Activity »
Within the data below, find the string "which" and return each line where it occurs.

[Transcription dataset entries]
▼

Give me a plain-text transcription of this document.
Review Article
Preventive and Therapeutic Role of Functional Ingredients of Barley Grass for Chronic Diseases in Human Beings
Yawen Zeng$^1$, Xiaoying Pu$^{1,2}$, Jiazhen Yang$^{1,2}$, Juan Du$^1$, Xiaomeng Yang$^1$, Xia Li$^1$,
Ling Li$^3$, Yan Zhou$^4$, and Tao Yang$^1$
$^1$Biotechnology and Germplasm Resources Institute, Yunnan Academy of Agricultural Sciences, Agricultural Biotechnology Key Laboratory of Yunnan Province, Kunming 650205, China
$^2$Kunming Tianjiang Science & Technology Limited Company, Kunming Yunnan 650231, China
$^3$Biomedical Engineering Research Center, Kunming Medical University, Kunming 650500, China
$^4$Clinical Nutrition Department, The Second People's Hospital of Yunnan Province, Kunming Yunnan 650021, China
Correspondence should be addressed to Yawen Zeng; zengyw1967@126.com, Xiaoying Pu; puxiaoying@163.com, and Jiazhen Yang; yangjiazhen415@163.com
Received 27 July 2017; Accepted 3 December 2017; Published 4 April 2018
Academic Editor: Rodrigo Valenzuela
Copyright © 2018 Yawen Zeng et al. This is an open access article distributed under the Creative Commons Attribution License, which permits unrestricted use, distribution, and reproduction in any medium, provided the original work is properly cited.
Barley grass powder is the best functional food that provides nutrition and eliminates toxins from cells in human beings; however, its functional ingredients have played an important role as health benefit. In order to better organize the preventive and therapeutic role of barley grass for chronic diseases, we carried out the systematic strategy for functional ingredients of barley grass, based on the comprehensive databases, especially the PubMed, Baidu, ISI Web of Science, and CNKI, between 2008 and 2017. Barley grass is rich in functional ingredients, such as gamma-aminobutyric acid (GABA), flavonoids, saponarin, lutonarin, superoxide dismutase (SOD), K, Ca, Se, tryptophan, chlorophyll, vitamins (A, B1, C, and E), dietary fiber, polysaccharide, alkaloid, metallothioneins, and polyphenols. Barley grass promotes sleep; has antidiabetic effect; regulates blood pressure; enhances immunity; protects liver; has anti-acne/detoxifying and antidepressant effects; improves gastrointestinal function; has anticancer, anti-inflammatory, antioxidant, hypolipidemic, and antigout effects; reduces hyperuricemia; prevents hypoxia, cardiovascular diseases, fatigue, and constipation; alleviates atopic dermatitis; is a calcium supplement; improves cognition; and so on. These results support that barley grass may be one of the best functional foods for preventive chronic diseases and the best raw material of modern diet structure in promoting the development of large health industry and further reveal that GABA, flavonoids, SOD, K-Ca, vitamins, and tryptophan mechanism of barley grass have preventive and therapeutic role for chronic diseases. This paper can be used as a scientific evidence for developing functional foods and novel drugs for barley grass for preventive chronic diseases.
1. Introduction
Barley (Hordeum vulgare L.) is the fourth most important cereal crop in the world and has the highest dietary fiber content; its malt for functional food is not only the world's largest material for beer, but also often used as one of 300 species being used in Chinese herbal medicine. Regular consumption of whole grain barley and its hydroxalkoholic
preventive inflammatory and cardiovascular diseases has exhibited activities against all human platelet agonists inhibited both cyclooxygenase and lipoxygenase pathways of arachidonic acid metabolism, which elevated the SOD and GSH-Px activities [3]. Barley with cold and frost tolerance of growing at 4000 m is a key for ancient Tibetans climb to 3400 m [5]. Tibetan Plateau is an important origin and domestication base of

▲

Task response »
Copyright © 2018 Yawen Zeng et al. This is an open access article distributed under the Creative Commons Attribution License, which permits unrestricted use, distribution, and reproduction in any medium, provided the original work is properly cited.
preventive inflammatory and cardiovascular diseases has exhibited activities against all human platelet agonists inhibited both cyclooxygenase and lipoxygenase pathways of arachidonic acid metabolism, which elevated the SOD and GSH-Px activities [3]. Barley with cold and frost tolerance of growing at 4000 m is a key for ancient Tibetans climb to 3400 m [5]. Tibetan Plateau is an important origin and domestication base of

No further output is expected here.